# [Do this]
Restate the whole listing exactly.

(Stored items from a collection)
"""

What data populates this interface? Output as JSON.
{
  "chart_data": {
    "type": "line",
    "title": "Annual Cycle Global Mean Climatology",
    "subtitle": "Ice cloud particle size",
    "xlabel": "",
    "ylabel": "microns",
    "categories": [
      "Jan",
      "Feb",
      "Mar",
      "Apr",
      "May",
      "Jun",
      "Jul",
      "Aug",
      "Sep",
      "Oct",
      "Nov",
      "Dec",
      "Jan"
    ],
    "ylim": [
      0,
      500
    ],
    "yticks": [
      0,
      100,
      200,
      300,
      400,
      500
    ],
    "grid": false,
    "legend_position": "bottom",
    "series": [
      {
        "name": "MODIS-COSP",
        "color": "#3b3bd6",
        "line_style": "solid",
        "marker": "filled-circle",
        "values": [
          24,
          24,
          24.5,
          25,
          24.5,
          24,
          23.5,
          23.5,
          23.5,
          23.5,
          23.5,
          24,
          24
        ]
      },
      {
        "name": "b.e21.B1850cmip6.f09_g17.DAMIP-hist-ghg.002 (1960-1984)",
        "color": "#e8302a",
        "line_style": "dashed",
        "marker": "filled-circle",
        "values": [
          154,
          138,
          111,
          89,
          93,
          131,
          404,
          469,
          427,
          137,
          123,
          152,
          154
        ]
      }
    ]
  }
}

"""

# [Answer for the task]
What data populates this interface? Output as JSON.
{
  "chart_data": {
    "type": "line",
    "title": "Annual Cycle Global Mean Climatology",
    "subtitle": "Ice cloud particle size",
    "xlabel": "",
    "ylabel": "microns",
    "categories": [
      "Jan",
      "Feb",
      "Mar",
      "Apr",
      "May",
      "Jun",
      "Jul",
      "Aug",
      "Sep",
      "Oct",
      "Nov",
      "Dec",
      "Jan"
    ],
    "ylim": [
      0,
      500
    ],
    "yticks": [
      0,
      100,
      200,
      300,
      400,
      500
    ],
    "grid": false,
    "legend_position": "bottom",
    "series": [
      {
        "name": "MODIS-COSP",
        "color": "#3b3bd6",
        "line_style": "solid",
        "marker": "filled-circle",
        "values": [
          24,
          24,
          24.5,
          25,
          24.5,
          24,
          23.5,
          23.5,
          23.5,
          23.5,
          23.5,
          24,
          24
        ]
      },
      {
        "name": "b.e21.B1850cmip6.f09_g17.DAMIP-hist-ghg.002 (1960-1984)",
        "color": "#e8302a",
        "line_style": "dashed",
        "marker": "filled-circle",
        "values": [
          154,
          138,
          111,
          89,
          93,
          131,
          404,
          469,
          427,
          137,
          123,
          152,
          154
        ]
      }
    ]
  }
}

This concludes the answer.